>> Start RECORDS PROVIDED
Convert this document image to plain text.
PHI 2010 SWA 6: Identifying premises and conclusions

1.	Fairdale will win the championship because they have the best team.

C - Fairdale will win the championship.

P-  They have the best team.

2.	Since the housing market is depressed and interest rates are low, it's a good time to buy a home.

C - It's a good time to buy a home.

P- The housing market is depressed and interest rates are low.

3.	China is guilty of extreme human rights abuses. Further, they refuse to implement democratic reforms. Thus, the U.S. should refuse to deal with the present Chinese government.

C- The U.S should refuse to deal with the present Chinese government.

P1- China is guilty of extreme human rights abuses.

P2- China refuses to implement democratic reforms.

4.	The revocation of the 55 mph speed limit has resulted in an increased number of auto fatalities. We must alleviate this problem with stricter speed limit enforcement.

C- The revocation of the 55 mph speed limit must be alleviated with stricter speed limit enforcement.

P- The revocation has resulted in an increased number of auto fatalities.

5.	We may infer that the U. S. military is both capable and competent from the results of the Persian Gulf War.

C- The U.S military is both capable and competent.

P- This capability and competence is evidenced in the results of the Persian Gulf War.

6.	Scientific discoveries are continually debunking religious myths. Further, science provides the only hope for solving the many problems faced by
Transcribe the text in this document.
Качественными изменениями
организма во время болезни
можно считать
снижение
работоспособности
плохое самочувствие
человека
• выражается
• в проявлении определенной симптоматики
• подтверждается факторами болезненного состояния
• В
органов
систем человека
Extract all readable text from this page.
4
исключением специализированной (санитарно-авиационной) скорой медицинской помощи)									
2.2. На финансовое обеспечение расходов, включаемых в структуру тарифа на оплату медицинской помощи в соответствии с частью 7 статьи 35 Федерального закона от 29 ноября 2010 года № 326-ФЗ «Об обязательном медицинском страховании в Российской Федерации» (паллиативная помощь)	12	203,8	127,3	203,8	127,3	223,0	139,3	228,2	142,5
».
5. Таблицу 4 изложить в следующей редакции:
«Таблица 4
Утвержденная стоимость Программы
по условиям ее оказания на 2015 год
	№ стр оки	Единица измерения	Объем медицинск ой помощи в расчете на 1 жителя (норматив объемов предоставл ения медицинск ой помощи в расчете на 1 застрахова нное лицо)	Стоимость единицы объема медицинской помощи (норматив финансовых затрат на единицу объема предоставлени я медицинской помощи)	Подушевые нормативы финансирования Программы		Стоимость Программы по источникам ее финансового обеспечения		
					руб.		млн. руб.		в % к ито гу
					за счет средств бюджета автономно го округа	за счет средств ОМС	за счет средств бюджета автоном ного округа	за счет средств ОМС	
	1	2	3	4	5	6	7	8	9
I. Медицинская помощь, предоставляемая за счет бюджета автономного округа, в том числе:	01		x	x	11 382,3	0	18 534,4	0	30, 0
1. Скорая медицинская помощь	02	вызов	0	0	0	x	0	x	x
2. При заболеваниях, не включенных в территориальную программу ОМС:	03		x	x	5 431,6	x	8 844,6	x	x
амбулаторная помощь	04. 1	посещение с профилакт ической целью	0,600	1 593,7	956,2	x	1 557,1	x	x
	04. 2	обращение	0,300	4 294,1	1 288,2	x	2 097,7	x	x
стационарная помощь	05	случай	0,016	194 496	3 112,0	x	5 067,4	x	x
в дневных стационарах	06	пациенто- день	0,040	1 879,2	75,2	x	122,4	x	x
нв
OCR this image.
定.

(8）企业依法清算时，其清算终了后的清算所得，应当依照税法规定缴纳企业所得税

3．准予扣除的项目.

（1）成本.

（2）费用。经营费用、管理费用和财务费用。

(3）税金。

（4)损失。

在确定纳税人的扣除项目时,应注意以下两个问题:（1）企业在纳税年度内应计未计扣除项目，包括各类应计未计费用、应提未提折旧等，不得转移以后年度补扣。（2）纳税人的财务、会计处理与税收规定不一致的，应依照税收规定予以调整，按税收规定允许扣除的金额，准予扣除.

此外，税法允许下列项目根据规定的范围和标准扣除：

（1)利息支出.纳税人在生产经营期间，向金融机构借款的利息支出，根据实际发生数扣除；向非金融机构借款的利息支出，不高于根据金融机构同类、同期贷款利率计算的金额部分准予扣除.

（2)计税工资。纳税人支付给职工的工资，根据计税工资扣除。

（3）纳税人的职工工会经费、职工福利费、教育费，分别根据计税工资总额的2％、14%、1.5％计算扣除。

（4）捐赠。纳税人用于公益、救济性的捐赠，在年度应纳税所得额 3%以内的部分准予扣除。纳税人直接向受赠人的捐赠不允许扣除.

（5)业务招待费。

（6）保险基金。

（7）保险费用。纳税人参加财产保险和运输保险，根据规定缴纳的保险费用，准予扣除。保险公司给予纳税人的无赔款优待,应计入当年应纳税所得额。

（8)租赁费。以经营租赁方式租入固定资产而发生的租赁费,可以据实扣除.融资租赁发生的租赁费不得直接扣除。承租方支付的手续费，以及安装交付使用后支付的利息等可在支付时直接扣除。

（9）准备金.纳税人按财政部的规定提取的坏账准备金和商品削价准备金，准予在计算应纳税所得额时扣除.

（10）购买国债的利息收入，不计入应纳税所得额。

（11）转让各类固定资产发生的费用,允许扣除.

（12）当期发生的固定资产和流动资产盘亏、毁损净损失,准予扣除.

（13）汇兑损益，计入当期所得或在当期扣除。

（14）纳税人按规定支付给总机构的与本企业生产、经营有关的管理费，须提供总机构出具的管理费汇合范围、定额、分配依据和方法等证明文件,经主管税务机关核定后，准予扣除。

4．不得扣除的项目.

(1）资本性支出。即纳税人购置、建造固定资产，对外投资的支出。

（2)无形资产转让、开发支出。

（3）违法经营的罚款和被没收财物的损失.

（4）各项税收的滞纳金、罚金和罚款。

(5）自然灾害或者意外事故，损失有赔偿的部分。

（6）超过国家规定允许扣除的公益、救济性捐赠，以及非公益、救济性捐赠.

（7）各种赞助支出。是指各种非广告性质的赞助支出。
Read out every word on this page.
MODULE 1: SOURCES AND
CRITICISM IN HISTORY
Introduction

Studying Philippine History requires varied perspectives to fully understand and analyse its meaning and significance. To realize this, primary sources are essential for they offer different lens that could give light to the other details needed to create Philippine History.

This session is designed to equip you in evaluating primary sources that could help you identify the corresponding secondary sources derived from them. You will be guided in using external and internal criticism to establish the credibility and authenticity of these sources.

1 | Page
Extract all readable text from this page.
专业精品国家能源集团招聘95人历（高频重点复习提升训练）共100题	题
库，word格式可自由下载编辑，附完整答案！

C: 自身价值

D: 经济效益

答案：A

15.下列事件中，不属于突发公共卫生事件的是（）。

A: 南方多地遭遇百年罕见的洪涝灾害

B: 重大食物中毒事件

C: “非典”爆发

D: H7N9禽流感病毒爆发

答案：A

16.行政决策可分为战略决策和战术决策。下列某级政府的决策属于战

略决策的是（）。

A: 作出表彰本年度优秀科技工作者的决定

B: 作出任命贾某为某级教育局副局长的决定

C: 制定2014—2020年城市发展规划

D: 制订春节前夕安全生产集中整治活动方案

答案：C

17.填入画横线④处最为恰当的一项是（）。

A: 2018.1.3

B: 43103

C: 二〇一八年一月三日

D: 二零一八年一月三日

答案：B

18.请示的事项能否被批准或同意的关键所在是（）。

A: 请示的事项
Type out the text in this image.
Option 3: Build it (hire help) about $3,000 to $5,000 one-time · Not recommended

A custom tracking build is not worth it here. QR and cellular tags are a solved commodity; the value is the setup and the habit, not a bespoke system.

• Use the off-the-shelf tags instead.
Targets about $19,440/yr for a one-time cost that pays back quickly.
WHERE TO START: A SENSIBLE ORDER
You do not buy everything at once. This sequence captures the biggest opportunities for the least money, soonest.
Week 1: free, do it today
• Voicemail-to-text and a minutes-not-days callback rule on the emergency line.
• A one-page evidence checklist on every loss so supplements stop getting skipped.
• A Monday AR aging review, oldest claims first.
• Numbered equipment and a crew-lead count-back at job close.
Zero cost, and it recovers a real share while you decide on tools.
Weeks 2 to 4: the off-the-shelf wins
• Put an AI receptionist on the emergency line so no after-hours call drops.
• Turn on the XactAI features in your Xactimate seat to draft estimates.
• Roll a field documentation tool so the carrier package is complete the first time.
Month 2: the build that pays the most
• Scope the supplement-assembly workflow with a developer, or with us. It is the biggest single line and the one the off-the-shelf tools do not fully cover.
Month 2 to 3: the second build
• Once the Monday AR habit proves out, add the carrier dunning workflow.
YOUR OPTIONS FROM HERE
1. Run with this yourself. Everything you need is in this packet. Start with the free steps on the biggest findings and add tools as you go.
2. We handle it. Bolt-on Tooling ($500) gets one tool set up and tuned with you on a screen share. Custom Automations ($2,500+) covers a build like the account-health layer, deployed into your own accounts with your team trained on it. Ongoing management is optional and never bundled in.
>> End RECORDS PROVIDED
DO THIS: Copy all lines above containing the string "speed".

EXPECTED OUTPUT:
4.	The revocation of the 55 mph speed limit has resulted in an increased number of auto fatalities. We must alleviate this problem with stricter speed limit enforcement.
C- The revocation of the 55 mph speed limit must be alleviated with stricter speed limit enforcement.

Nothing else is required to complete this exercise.